▶ [Information given]
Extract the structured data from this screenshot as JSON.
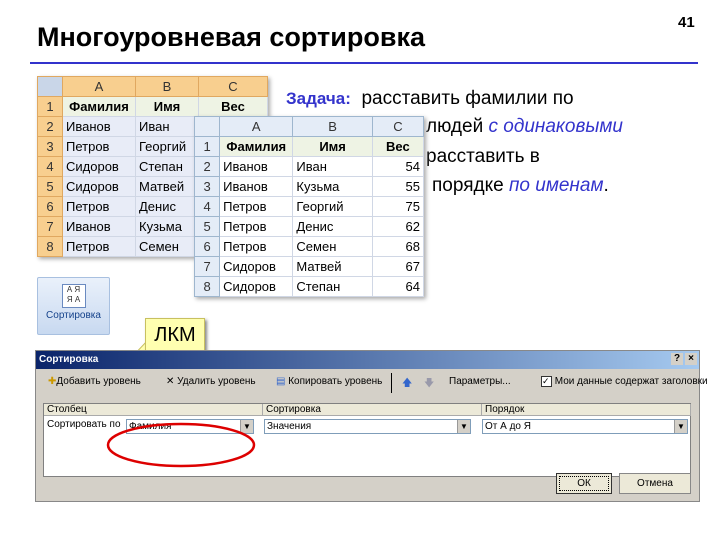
{
  "slide": {
    "title": "Многоуровневая сортировка",
    "page_number": "41"
  },
  "task": {
    "label": "Задача:",
    "line1": "расставить фамилии по",
    "line2a": "людей",
    "line2b": "с одинаковыми",
    "line3": "расставить в",
    "line4a": "порядке",
    "line4b": "по именам",
    "line4c": "."
  },
  "table1": {
    "cols": [
      "A",
      "B",
      "C"
    ],
    "header": [
      "Фамилия",
      "Имя",
      "Вес"
    ],
    "rows": [
      [
        "Иванов",
        "Иван"
      ],
      [
        "Петров",
        "Георгий"
      ],
      [
        "Сидоров",
        "Степан"
      ],
      [
        "Сидоров",
        "Матвей"
      ],
      [
        "Петров",
        "Денис"
      ],
      [
        "Иванов",
        "Кузьма"
      ],
      [
        "Петров",
        "Семен"
      ]
    ]
  },
  "table2": {
    "cols": [
      "A",
      "B",
      "C"
    ],
    "header": [
      "Фамилия",
      "Имя",
      "Вес"
    ],
    "rows": [
      [
        "Иванов",
        "Иван",
        "54"
      ],
      [
        "Иванов",
        "Кузьма",
        "55"
      ],
      [
        "Петров",
        "Георгий",
        "75"
      ],
      [
        "Петров",
        "Денис",
        "62"
      ],
      [
        "Петров",
        "Семен",
        "68"
      ],
      [
        "Сидоров",
        "Матвей",
        "67"
      ],
      [
        "Сидоров",
        "Степан",
        "64"
      ]
    ]
  },
  "sort_button": {
    "label": "Сортировка",
    "icon": "sort-az-icon"
  },
  "callout": {
    "text": "ЛКМ"
  },
  "dialog": {
    "title": "Сортировка",
    "help": "?",
    "close": "×",
    "add_level": "Добавить уровень",
    "delete_level": "Удалить уровень",
    "copy_level": "Копировать уровень",
    "params": "Параметры...",
    "headers_checkbox": "Мои данные содержат заголовки",
    "headers_checked": true,
    "col_headers": [
      "Столбец",
      "Сортировка",
      "Порядок"
    ],
    "sort_by": "Сортировать по",
    "column_value": "Фамилия",
    "sort_on": "Значения",
    "order": "От А до Я",
    "ok": "ОК",
    "cancel": "Отмена"
  },
  "colors": {
    "accent": "#3333cc",
    "highlight": "#dd0000"
  }
}
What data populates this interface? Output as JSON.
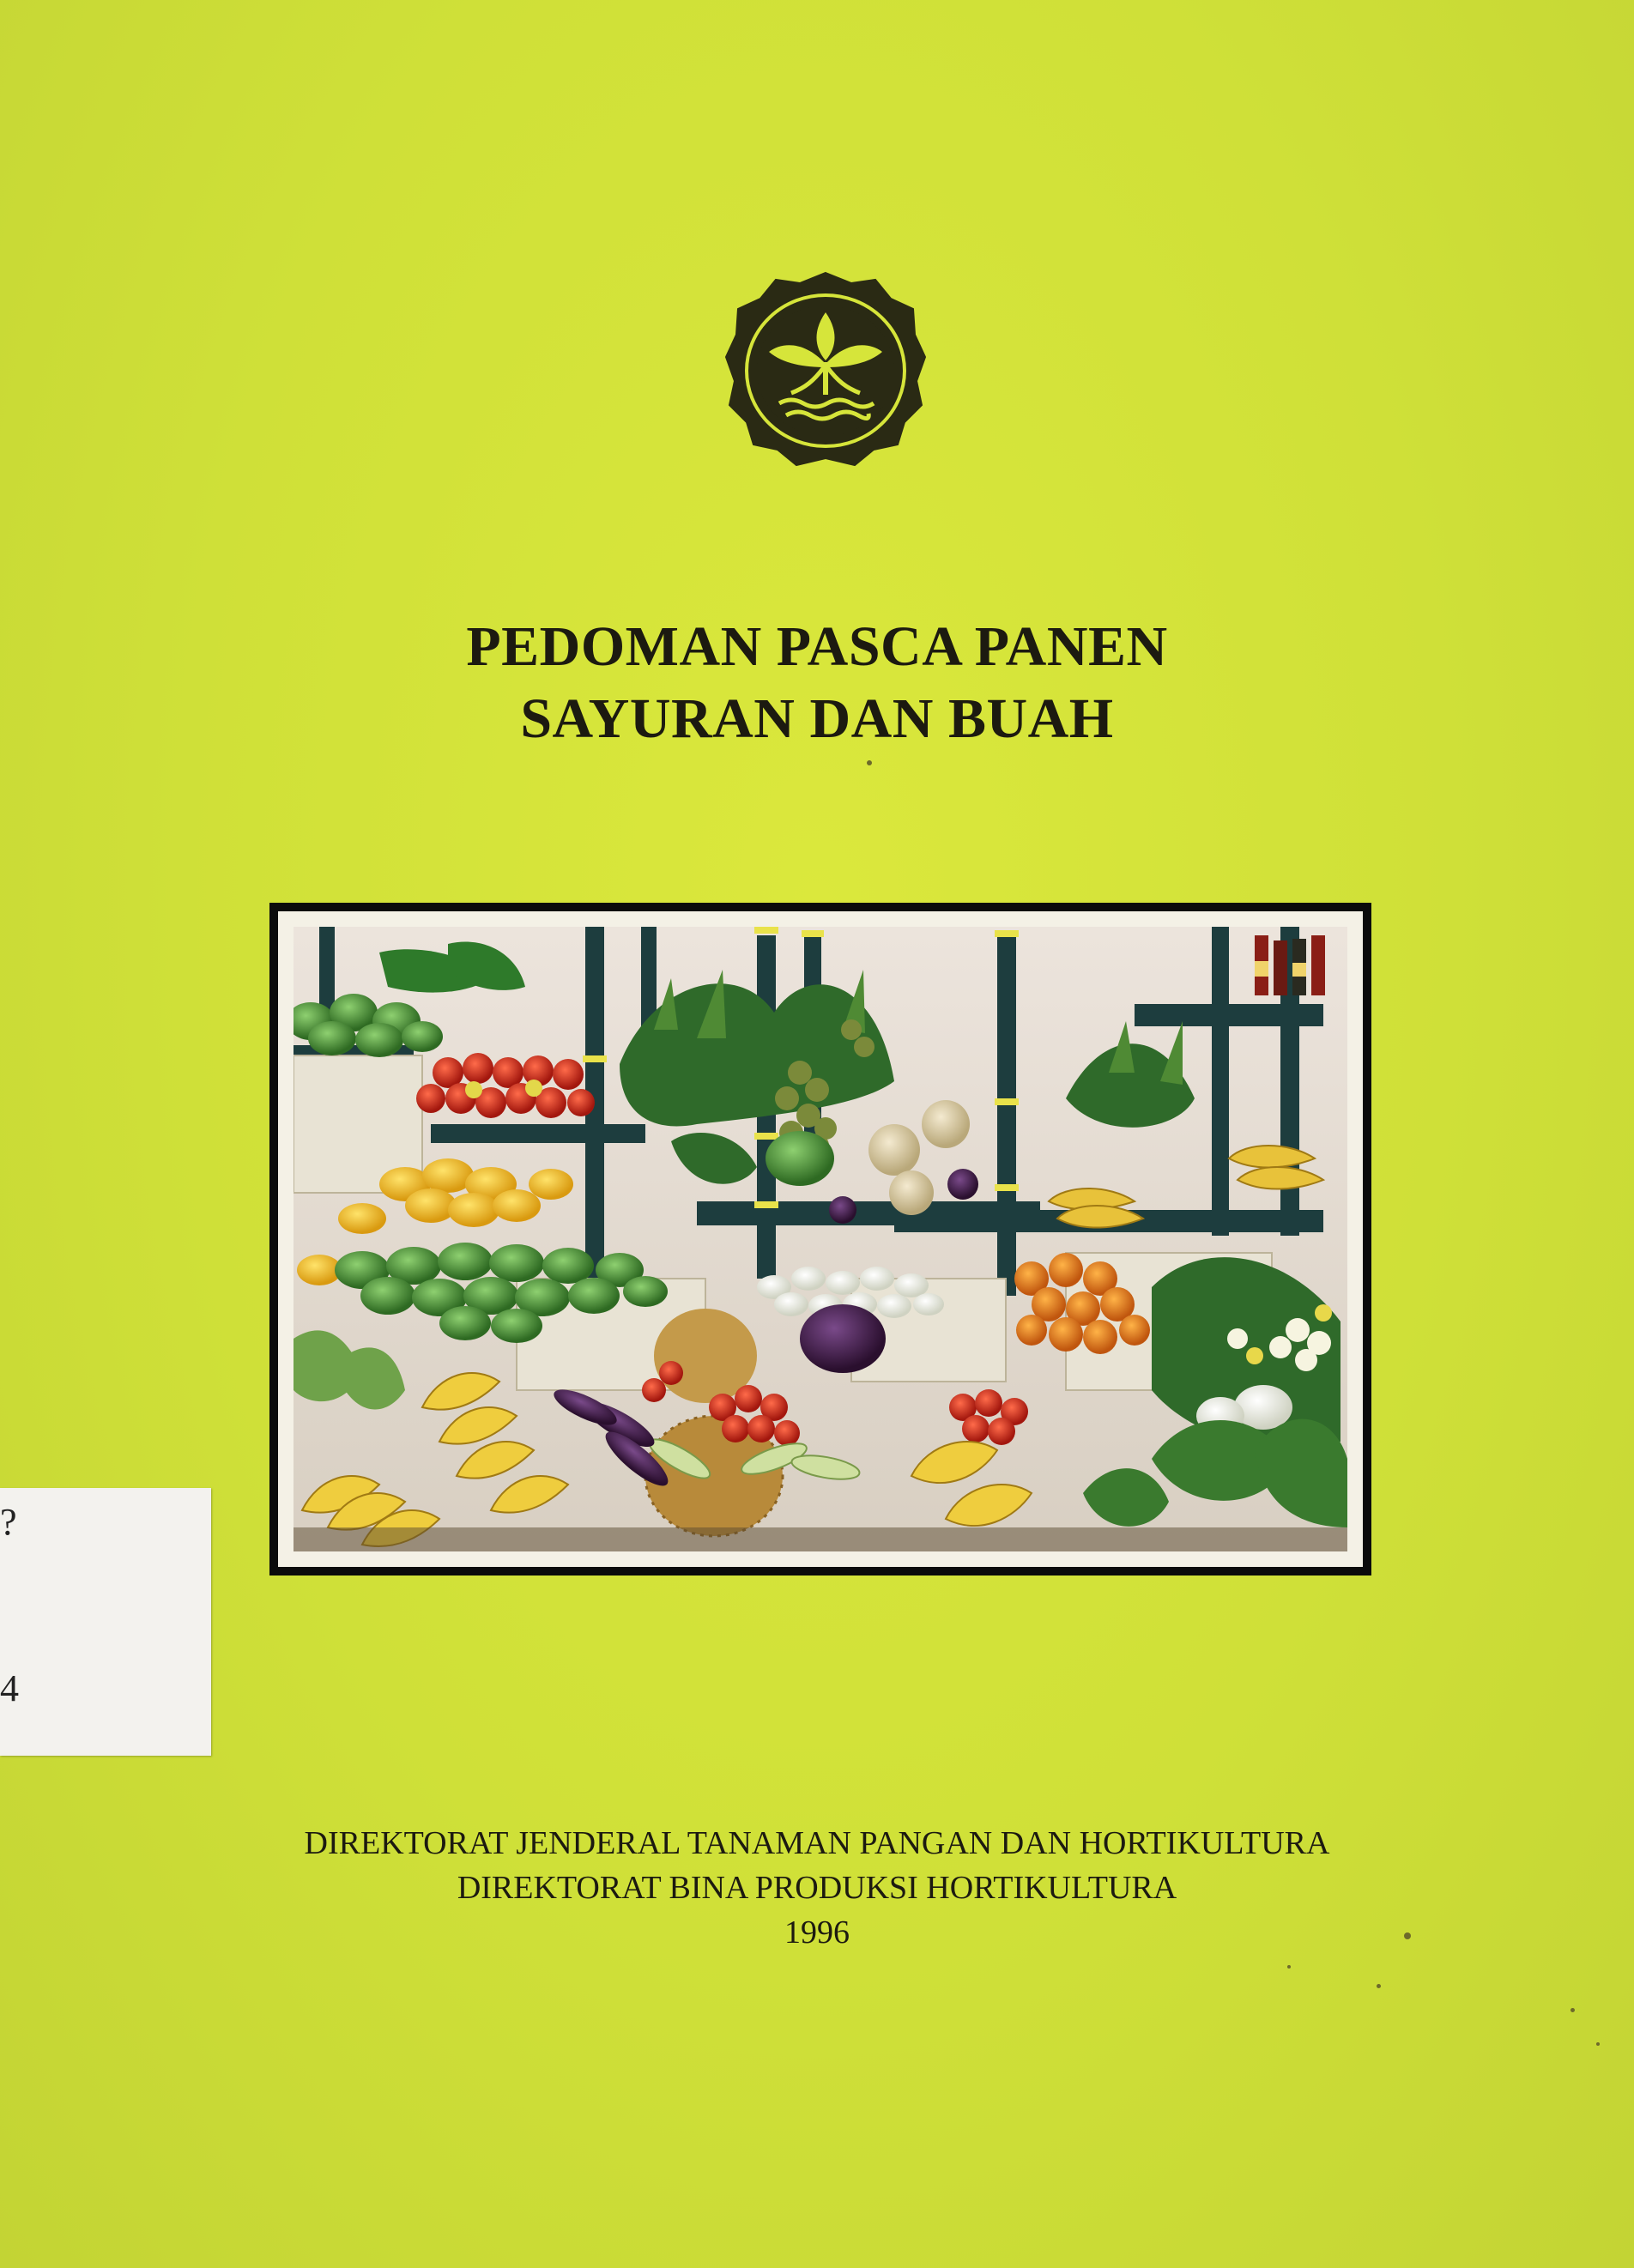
{
  "cover": {
    "background_color": "#d6e53a",
    "emblem": "ministry-of-agriculture-emblem",
    "title_line1": "PEDOMAN PASCA PANEN",
    "title_line2": "SAYURAN DAN BUAH",
    "photo": "fruit-and-vegetable-display-photo",
    "publisher_line1": "DIREKTORAT JENDERAL TANAMAN PANGAN DAN HORTIKULTURA",
    "publisher_line2": "DIREKTORAT BINA PRODUKSI HORTIKULTURA",
    "year": "1996"
  },
  "library_label": {
    "line1": "?",
    "line2": "",
    "line3": "4"
  }
}
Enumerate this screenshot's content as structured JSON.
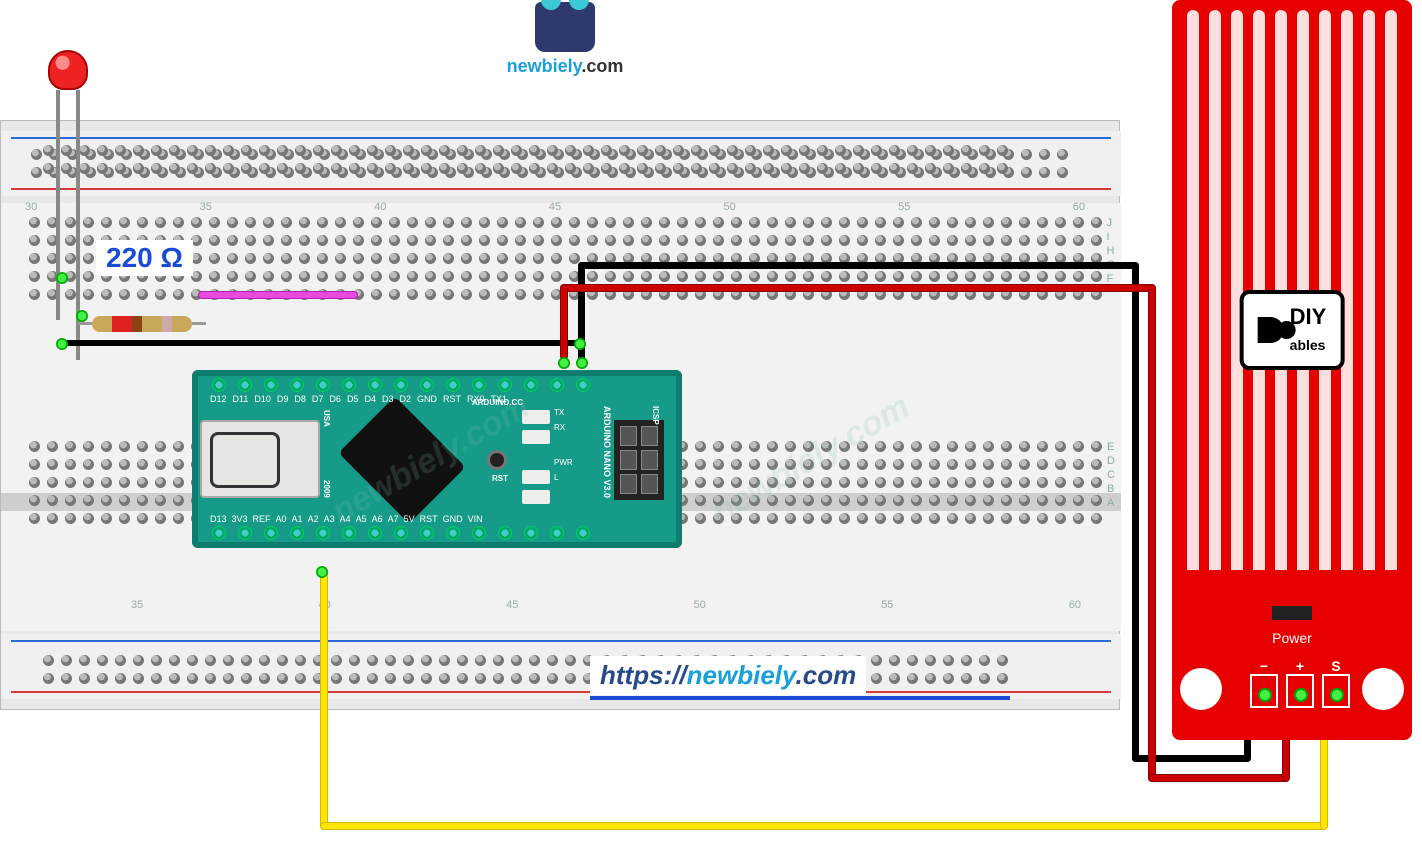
{
  "logo": {
    "text_main": "newbiely",
    "text_tld": ".com"
  },
  "resistor": {
    "label": "220 Ω"
  },
  "link": {
    "prefix": "https://",
    "host": "newbiely",
    "suffix": ".com"
  },
  "breadboard": {
    "col_numbers_top": [
      "30",
      "35",
      "40",
      "45",
      "50",
      "55",
      "60"
    ],
    "col_numbers_mid": [
      "35",
      "40",
      "45",
      "50",
      "55",
      "60"
    ],
    "row_letters_top": [
      "J",
      "I",
      "H",
      "G",
      "F"
    ],
    "row_letters_bot": [
      "E",
      "D",
      "C",
      "B",
      "A"
    ]
  },
  "arduino": {
    "model": "ARDUINO NANO V3.0",
    "cc_label": "ARDUINO.CC",
    "usa_label": "USA",
    "year": "2009",
    "icsp": "ICSP",
    "reset_btn": "RST",
    "top_pins": [
      "D12",
      "D11",
      "D10",
      "D9",
      "D8",
      "D7",
      "D6",
      "D5",
      "D4",
      "D3",
      "D2",
      "GND",
      "RST",
      "RX0",
      "TX1"
    ],
    "bottom_pins": [
      "D13",
      "3V3",
      "REF",
      "A0",
      "A1",
      "A2",
      "A3",
      "A4",
      "A5",
      "A6",
      "A7",
      "5V",
      "RST",
      "GND",
      "VIN"
    ],
    "internal_leds": [
      "TX",
      "RX",
      "PWR",
      "L"
    ]
  },
  "sensor": {
    "brand_text": "DIY",
    "brand_sub": "ables",
    "power_text": "Power",
    "pads": [
      "−",
      "+",
      "S"
    ]
  },
  "components": {
    "led": {
      "color": "red"
    },
    "resistor_value_ohms": 220,
    "jumper_colors": [
      "pink",
      "black",
      "red",
      "yellow"
    ]
  },
  "wire_connections": [
    {
      "color": "black",
      "from": "led-cathode-row",
      "to": "nano-GND-top"
    },
    {
      "color": "pink",
      "from": "resistor-right",
      "to": "nano-D2"
    },
    {
      "color": "black",
      "from": "nano-RX0/TX1-row",
      "to": "sensor-minus"
    },
    {
      "color": "red",
      "from": "nano-adjacent-row",
      "to": "sensor-plus"
    },
    {
      "color": "yellow",
      "from": "nano-A0",
      "to": "sensor-S"
    }
  ],
  "watermark": "newbiely.com"
}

▶ [Job] All of the data above should be quoted exactly, except for the pictures.

▶ [Full response]
Extract the structured data from this screenshot as JSON.
{
  "slide": {
    "title": "Многоуровневая сортировка",
    "page_number": "41"
  },
  "task": {
    "label": "Задача:",
    "line1": "расставить фамилии по",
    "line2a": "людей",
    "line2b": "с одинаковыми",
    "line3": "расставить в",
    "line4a": "порядке",
    "line4b": "по именам",
    "line4c": "."
  },
  "table1": {
    "cols": [
      "A",
      "B",
      "C"
    ],
    "header": [
      "Фамилия",
      "Имя",
      "Вес"
    ],
    "rows": [
      [
        "Иванов",
        "Иван"
      ],
      [
        "Петров",
        "Георгий"
      ],
      [
        "Сидоров",
        "Степан"
      ],
      [
        "Сидоров",
        "Матвей"
      ],
      [
        "Петров",
        "Денис"
      ],
      [
        "Иванов",
        "Кузьма"
      ],
      [
        "Петров",
        "Семен"
      ]
    ]
  },
  "table2": {
    "cols": [
      "A",
      "B",
      "C"
    ],
    "header": [
      "Фамилия",
      "Имя",
      "Вес"
    ],
    "rows": [
      [
        "Иванов",
        "Иван",
        "54"
      ],
      [
        "Иванов",
        "Кузьма",
        "55"
      ],
      [
        "Петров",
        "Георгий",
        "75"
      ],
      [
        "Петров",
        "Денис",
        "62"
      ],
      [
        "Петров",
        "Семен",
        "68"
      ],
      [
        "Сидоров",
        "Матвей",
        "67"
      ],
      [
        "Сидоров",
        "Степан",
        "64"
      ]
    ]
  },
  "sort_button": {
    "label": "Сортировка",
    "icon": "sort-az-icon"
  },
  "callout": {
    "text": "ЛКМ"
  },
  "dialog": {
    "title": "Сортировка",
    "help": "?",
    "close": "×",
    "add_level": "Добавить уровень",
    "delete_level": "Удалить уровень",
    "copy_level": "Копировать уровень",
    "params": "Параметры...",
    "headers_checkbox": "Мои данные содержат заголовки",
    "headers_checked": true,
    "col_headers": [
      "Столбец",
      "Сортировка",
      "Порядок"
    ],
    "sort_by": "Сортировать по",
    "column_value": "Фамилия",
    "sort_on": "Значения",
    "order": "От А до Я",
    "ok": "ОК",
    "cancel": "Отмена"
  },
  "colors": {
    "accent": "#3333cc",
    "highlight": "#dd0000"
  }
}
What data populates this interface? Output as JSON.
{
  "cover": {
    "background_color": "#d6e53a",
    "emblem": "ministry-of-agriculture-emblem",
    "title_line1": "PEDOMAN PASCA PANEN",
    "title_line2": "SAYURAN DAN BUAH",
    "photo": "fruit-and-vegetable-display-photo",
    "publisher_line1": "DIREKTORAT JENDERAL TANAMAN PANGAN DAN HORTIKULTURA",
    "publisher_line2": "DIREKTORAT BINA PRODUKSI HORTIKULTURA",
    "year": "1996"
  },
  "library_label": {
    "line1": "?",
    "line2": "",
    "line3": "4"
  }
}
Enumerate this screenshot's content as structured JSON.
{
  "logo": {
    "text_main": "newbiely",
    "text_tld": ".com"
  },
  "resistor": {
    "label": "220 Ω"
  },
  "link": {
    "prefix": "https://",
    "host": "newbiely",
    "suffix": ".com"
  },
  "breadboard": {
    "col_numbers_top": [
      "30",
      "35",
      "40",
      "45",
      "50",
      "55",
      "60"
    ],
    "col_numbers_mid": [
      "35",
      "40",
      "45",
      "50",
      "55",
      "60"
    ],
    "row_letters_top": [
      "J",
      "I",
      "H",
      "G",
      "F"
    ],
    "row_letters_bot": [
      "E",
      "D",
      "C",
      "B",
      "A"
    ]
  },
  "arduino": {
    "model": "ARDUINO NANO V3.0",
    "cc_label": "ARDUINO.CC",
    "usa_label": "USA",
    "year": "2009",
    "icsp": "ICSP",
    "reset_btn": "RST",
    "top_pins": [
      "D12",
      "D11",
      "D10",
      "D9",
      "D8",
      "D7",
      "D6",
      "D5",
      "D4",
      "D3",
      "D2",
      "GND",
      "RST",
      "RX0",
      "TX1"
    ],
    "bottom_pins": [
      "D13",
      "3V3",
      "REF",
      "A0",
      "A1",
      "A2",
      "A3",
      "A4",
      "A5",
      "A6",
      "A7",
      "5V",
      "RST",
      "GND",
      "VIN"
    ],
    "internal_leds": [
      "TX",
      "RX",
      "PWR",
      "L"
    ]
  },
  "sensor": {
    "brand_text": "DIY",
    "brand_sub": "ables",
    "power_text": "Power",
    "pads": [
      "−",
      "+",
      "S"
    ]
  },
  "components": {
    "led": {
      "color": "red"
    },
    "resistor_value_ohms": 220,
    "jumper_colors": [
      "pink",
      "black",
      "red",
      "yellow"
    ]
  },
  "wire_connections": [
    {
      "color": "black",
      "from": "led-cathode-row",
      "to": "nano-GND-top"
    },
    {
      "color": "pink",
      "from": "resistor-right",
      "to": "nano-D2"
    },
    {
      "color": "black",
      "from": "nano-RX0/TX1-row",
      "to": "sensor-minus"
    },
    {
      "color": "red",
      "from": "nano-adjacent-row",
      "to": "sensor-plus"
    },
    {
      "color": "yellow",
      "from": "nano-A0",
      "to": "sensor-S"
    }
  ],
  "watermark": "newbiely.com"
}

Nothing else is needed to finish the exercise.